REQUEST:
Your task is to give the listing below back word for word, pictures excluded.

DATA EXCERPTS:

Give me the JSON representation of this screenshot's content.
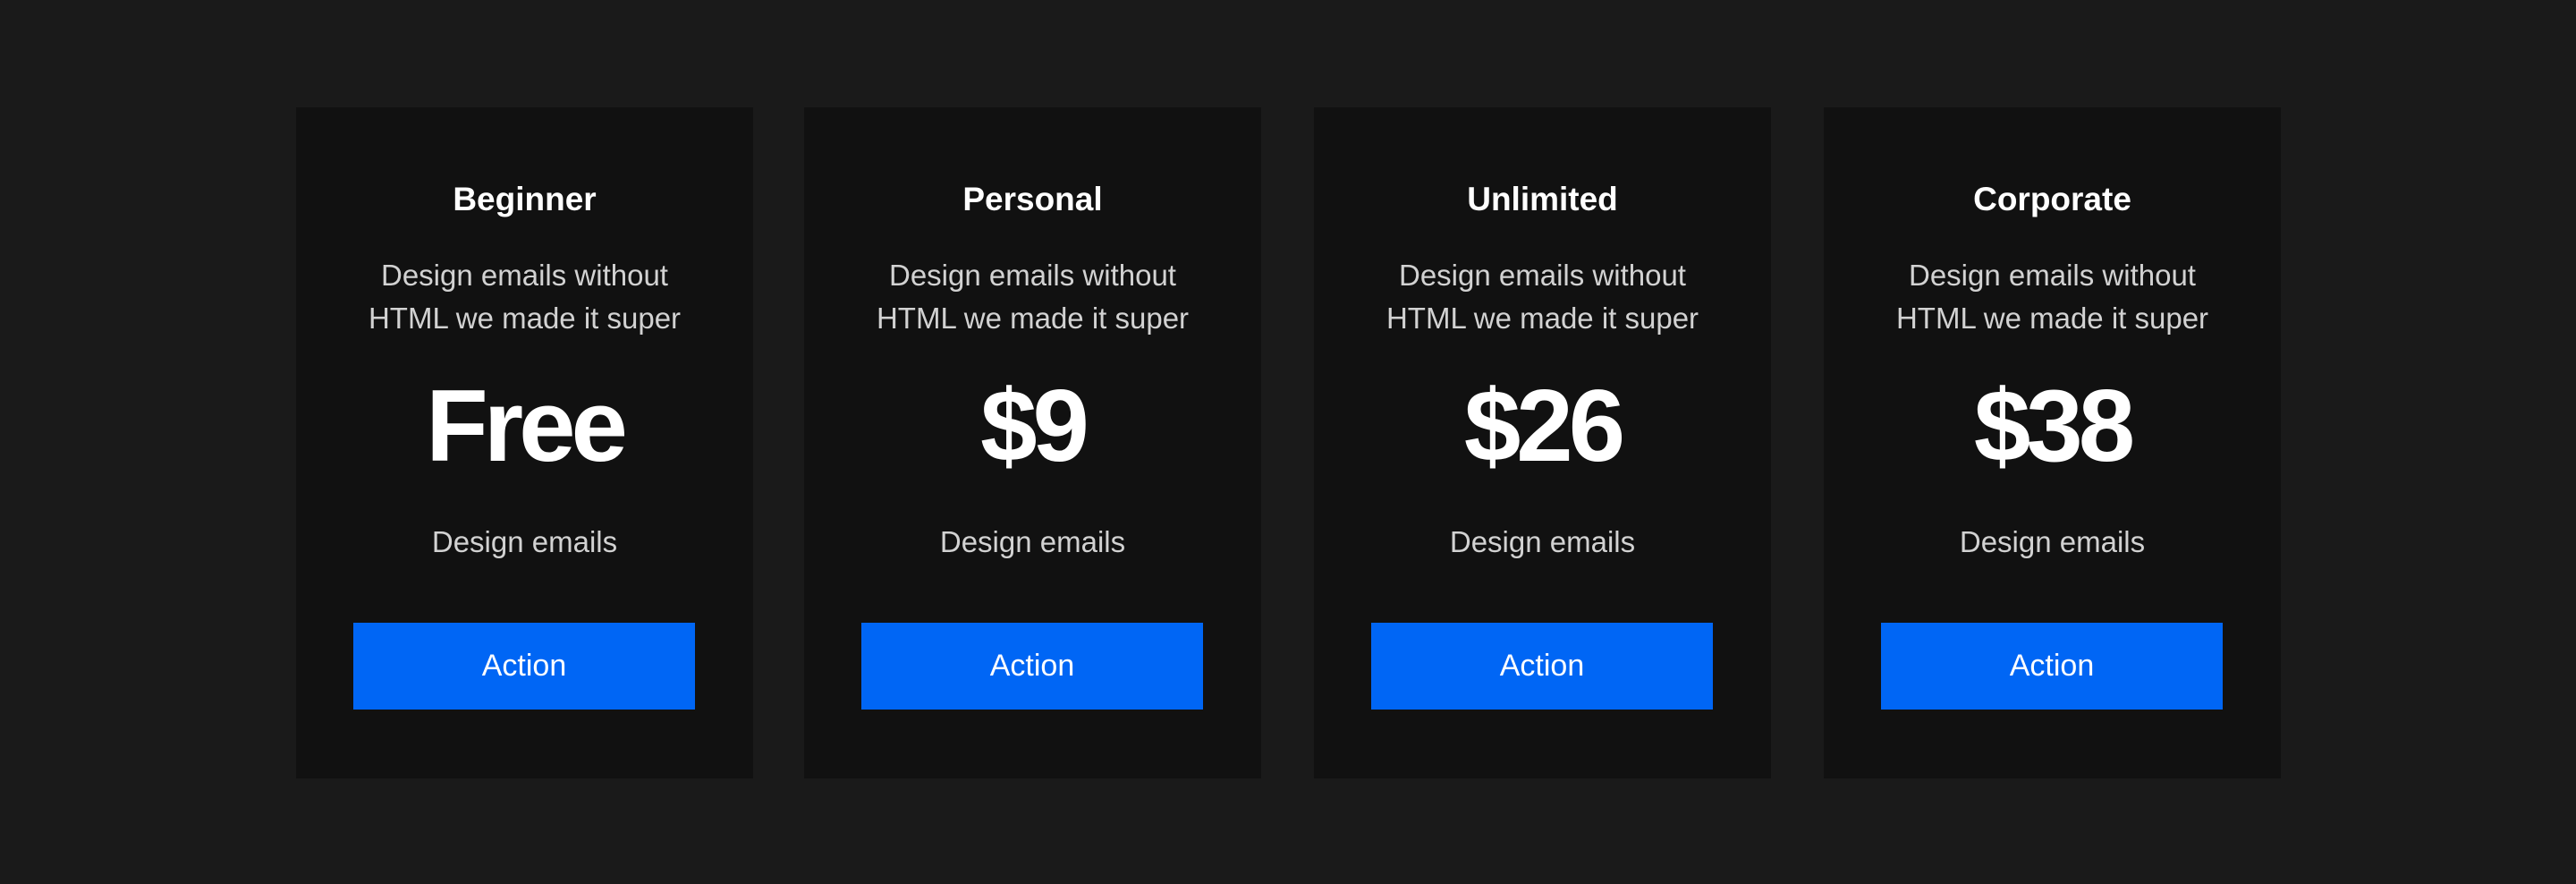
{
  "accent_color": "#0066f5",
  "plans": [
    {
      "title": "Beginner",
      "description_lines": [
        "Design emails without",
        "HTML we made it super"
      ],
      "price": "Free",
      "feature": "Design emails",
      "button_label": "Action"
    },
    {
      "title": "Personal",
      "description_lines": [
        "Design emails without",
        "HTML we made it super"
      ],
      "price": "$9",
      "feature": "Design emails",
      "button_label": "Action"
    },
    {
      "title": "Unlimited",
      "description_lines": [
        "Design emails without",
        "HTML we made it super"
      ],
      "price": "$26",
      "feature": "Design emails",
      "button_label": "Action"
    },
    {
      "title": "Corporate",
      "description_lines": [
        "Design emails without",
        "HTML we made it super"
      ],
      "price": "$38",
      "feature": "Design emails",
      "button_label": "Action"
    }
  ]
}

CORRECT OUTPUT:
Give me the JSON representation of this screenshot's content.
{
  "accent_color": "#0066f5",
  "plans": [
    {
      "title": "Beginner",
      "description_lines": [
        "Design emails without",
        "HTML we made it super"
      ],
      "price": "Free",
      "feature": "Design emails",
      "button_label": "Action"
    },
    {
      "title": "Personal",
      "description_lines": [
        "Design emails without",
        "HTML we made it super"
      ],
      "price": "$9",
      "feature": "Design emails",
      "button_label": "Action"
    },
    {
      "title": "Unlimited",
      "description_lines": [
        "Design emails without",
        "HTML we made it super"
      ],
      "price": "$26",
      "feature": "Design emails",
      "button_label": "Action"
    },
    {
      "title": "Corporate",
      "description_lines": [
        "Design emails without",
        "HTML we made it super"
      ],
      "price": "$38",
      "feature": "Design emails",
      "button_label": "Action"
    }
  ]
}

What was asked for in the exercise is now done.